Problem:
In the records below, find each line with the word "this" and copy it.

(begin)

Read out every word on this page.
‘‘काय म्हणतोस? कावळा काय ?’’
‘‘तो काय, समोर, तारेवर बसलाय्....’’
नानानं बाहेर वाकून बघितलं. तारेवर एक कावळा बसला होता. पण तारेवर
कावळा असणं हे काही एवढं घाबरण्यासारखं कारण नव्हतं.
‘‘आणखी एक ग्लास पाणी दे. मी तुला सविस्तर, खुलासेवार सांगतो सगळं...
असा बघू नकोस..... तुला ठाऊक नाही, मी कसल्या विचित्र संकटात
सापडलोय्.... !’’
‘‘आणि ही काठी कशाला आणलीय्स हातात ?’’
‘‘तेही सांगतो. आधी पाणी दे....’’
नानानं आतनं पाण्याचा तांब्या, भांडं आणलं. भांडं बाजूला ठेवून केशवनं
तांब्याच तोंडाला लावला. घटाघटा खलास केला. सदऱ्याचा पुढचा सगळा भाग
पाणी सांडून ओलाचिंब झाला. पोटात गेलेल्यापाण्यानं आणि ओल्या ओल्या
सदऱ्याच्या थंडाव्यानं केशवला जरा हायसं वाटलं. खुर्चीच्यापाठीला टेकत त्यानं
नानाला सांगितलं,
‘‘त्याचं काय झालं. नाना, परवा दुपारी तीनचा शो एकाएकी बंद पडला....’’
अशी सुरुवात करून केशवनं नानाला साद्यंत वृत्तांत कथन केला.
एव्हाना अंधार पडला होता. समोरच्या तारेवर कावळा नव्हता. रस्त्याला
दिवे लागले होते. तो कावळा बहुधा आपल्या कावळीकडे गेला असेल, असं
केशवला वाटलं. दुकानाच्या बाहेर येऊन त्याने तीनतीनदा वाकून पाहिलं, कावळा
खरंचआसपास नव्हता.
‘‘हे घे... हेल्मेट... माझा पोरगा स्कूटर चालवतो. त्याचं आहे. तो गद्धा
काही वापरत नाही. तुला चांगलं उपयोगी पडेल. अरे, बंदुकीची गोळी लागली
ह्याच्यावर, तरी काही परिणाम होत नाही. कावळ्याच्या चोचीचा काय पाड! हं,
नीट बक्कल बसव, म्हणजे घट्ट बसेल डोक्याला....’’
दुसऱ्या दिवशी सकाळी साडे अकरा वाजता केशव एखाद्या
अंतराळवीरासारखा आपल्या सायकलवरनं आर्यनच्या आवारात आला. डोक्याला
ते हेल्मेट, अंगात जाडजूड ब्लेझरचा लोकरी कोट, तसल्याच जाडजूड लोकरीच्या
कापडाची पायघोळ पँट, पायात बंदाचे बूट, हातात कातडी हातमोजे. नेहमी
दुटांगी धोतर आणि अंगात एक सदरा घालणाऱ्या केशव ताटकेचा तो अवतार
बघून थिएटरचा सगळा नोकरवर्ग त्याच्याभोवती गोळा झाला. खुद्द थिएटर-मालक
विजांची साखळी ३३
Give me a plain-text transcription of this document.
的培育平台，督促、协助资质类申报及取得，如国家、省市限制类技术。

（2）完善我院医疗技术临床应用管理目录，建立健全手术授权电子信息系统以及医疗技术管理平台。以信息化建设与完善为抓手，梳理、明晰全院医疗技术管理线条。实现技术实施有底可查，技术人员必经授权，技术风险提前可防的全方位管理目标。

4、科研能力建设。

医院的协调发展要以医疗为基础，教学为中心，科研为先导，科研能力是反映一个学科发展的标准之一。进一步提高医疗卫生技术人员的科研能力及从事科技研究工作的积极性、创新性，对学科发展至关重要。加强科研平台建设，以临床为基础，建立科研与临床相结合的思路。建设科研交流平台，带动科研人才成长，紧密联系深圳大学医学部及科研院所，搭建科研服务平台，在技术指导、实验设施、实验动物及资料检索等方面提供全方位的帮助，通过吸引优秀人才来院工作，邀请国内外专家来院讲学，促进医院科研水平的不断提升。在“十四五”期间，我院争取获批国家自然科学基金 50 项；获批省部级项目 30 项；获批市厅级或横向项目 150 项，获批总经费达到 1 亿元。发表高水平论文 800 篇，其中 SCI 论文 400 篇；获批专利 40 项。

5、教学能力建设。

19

(end)

Written response:
Read out every word on this page.
Give me a plain-text transcription of this document.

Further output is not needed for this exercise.